* start Record list *

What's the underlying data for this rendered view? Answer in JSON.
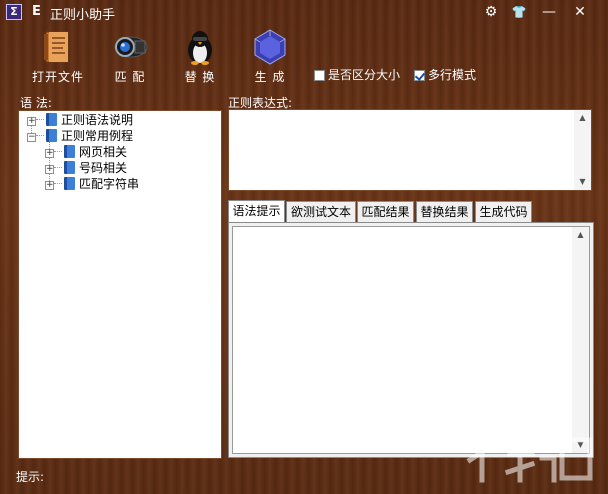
{
  "window": {
    "logo_char": "Σ",
    "badge": "E",
    "title": "正则小助手"
  },
  "titlebar_buttons": [
    {
      "name": "settings",
      "glyph": "⚙"
    },
    {
      "name": "skin",
      "glyph": "👕"
    },
    {
      "name": "minimize",
      "glyph": "—"
    },
    {
      "name": "close",
      "glyph": "✕"
    }
  ],
  "toolbar": {
    "open_file": "打开文件",
    "match": "匹 配",
    "replace": "替 换",
    "generate": "生 成",
    "case_sensitive": {
      "label": "是否区分大小",
      "checked": false
    },
    "multiline": {
      "label": "多行模式",
      "checked": true
    }
  },
  "labels": {
    "syntax": "语 法:",
    "regex": "正则表达式:",
    "hint": "提示:"
  },
  "tree": {
    "nodes": [
      {
        "label": "正则语法说明",
        "expander": "+"
      },
      {
        "label": "正则常用例程",
        "expander": "−"
      },
      {
        "label": "网页相关",
        "expander": "+"
      },
      {
        "label": "号码相关",
        "expander": "+"
      },
      {
        "label": "匹配字符串",
        "expander": "+"
      }
    ]
  },
  "regex_input": {
    "value": ""
  },
  "tabs": [
    {
      "label": "语法提示",
      "active": true
    },
    {
      "label": "欲测试文本",
      "active": false
    },
    {
      "label": "匹配结果",
      "active": false
    },
    {
      "label": "替换结果",
      "active": false
    },
    {
      "label": "生成代码",
      "active": false
    }
  ],
  "tab_content": {
    "value": ""
  },
  "icons": {
    "open_file": "book-icon",
    "match": "lens-icon",
    "replace": "penguin-icon",
    "generate": "dice-icon"
  },
  "colors": {
    "frame": "#5a2a12",
    "title_text": "#ffffff"
  }
}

* end Record list *

Any pictures should be dropped; transcribe the rest of the records above exactly.

What's the underlying data for this rendered view? Answer in JSON.
{
  "window": {
    "logo_char": "Σ",
    "badge": "E",
    "title": "正则小助手"
  },
  "titlebar_buttons": [
    {
      "name": "settings",
      "glyph": "⚙"
    },
    {
      "name": "skin",
      "glyph": "👕"
    },
    {
      "name": "minimize",
      "glyph": "—"
    },
    {
      "name": "close",
      "glyph": "✕"
    }
  ],
  "toolbar": {
    "open_file": "打开文件",
    "match": "匹 配",
    "replace": "替 换",
    "generate": "生 成",
    "case_sensitive": {
      "label": "是否区分大小",
      "checked": false
    },
    "multiline": {
      "label": "多行模式",
      "checked": true
    }
  },
  "labels": {
    "syntax": "语 法:",
    "regex": "正则表达式:",
    "hint": "提示:"
  },
  "tree": {
    "nodes": [
      {
        "label": "正则语法说明",
        "expander": "+"
      },
      {
        "label": "正则常用例程",
        "expander": "−"
      },
      {
        "label": "网页相关",
        "expander": "+"
      },
      {
        "label": "号码相关",
        "expander": "+"
      },
      {
        "label": "匹配字符串",
        "expander": "+"
      }
    ]
  },
  "regex_input": {
    "value": ""
  },
  "tabs": [
    {
      "label": "语法提示",
      "active": true
    },
    {
      "label": "欲测试文本",
      "active": false
    },
    {
      "label": "匹配结果",
      "active": false
    },
    {
      "label": "替换结果",
      "active": false
    },
    {
      "label": "生成代码",
      "active": false
    }
  ],
  "tab_content": {
    "value": ""
  },
  "icons": {
    "open_file": "book-icon",
    "match": "lens-icon",
    "replace": "penguin-icon",
    "generate": "dice-icon"
  },
  "colors": {
    "frame": "#5a2a12",
    "title_text": "#ffffff"
  }
}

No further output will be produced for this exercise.